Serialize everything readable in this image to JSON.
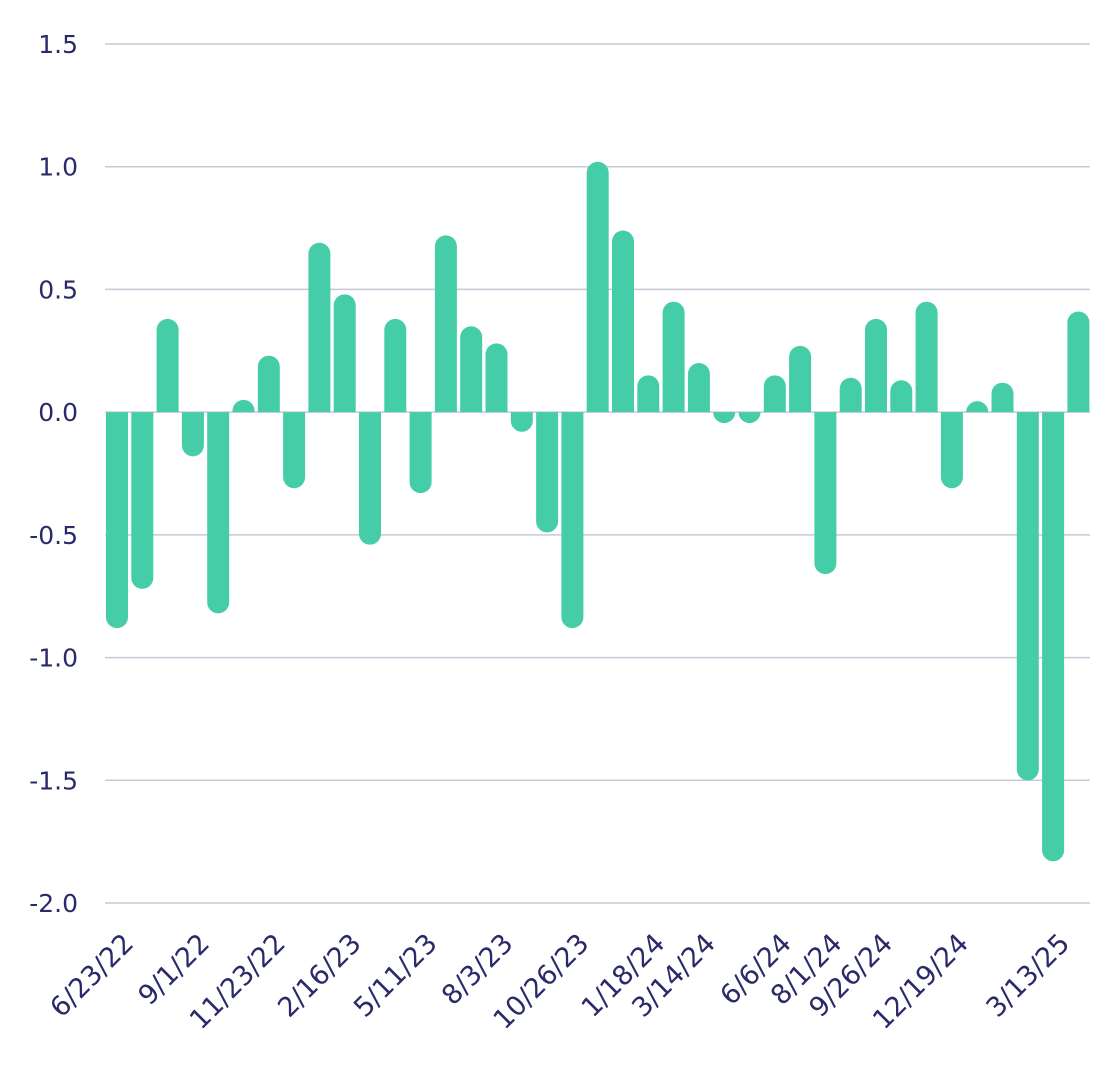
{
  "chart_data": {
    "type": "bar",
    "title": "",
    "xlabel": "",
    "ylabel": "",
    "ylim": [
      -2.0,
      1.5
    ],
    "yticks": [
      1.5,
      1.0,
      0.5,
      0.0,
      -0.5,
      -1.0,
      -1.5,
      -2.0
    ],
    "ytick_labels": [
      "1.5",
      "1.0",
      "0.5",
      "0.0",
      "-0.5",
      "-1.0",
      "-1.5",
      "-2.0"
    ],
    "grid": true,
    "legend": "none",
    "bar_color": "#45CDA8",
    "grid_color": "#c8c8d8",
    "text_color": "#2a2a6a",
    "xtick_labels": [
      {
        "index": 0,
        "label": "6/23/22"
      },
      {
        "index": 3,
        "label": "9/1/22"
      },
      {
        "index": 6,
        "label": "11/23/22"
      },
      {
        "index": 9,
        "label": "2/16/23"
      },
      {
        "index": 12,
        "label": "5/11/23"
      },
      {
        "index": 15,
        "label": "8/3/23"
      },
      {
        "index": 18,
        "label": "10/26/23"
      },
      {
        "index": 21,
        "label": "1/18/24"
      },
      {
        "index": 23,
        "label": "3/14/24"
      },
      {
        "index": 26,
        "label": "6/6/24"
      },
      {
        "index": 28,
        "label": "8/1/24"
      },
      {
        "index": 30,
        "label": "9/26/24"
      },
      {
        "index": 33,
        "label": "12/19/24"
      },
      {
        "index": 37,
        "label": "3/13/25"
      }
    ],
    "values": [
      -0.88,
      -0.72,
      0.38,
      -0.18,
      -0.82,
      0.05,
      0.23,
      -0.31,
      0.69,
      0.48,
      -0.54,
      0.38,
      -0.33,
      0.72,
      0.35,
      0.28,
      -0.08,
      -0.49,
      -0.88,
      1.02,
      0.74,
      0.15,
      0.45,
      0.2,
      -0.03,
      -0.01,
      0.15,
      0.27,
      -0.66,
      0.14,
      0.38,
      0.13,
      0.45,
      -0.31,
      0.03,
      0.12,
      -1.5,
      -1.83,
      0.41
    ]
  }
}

·····

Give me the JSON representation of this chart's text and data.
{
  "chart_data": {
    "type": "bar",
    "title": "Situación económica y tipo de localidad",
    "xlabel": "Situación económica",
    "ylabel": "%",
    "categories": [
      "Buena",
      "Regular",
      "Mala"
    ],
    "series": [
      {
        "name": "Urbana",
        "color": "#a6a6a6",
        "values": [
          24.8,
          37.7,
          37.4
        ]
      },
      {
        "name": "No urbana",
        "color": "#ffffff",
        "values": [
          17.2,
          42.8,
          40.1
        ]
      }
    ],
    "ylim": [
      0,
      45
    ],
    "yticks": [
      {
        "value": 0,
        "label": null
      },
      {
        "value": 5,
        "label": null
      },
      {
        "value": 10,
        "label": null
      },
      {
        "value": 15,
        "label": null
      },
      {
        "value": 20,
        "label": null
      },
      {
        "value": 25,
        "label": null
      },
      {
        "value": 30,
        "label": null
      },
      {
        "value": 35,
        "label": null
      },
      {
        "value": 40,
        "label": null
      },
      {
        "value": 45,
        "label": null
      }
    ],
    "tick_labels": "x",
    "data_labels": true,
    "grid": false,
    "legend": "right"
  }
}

·····

Aim of the task :: Where a line in the entries holds "title", copy that line.

Task result ::
    "title": "",
    "title": "Situación económica y tipo de localidad",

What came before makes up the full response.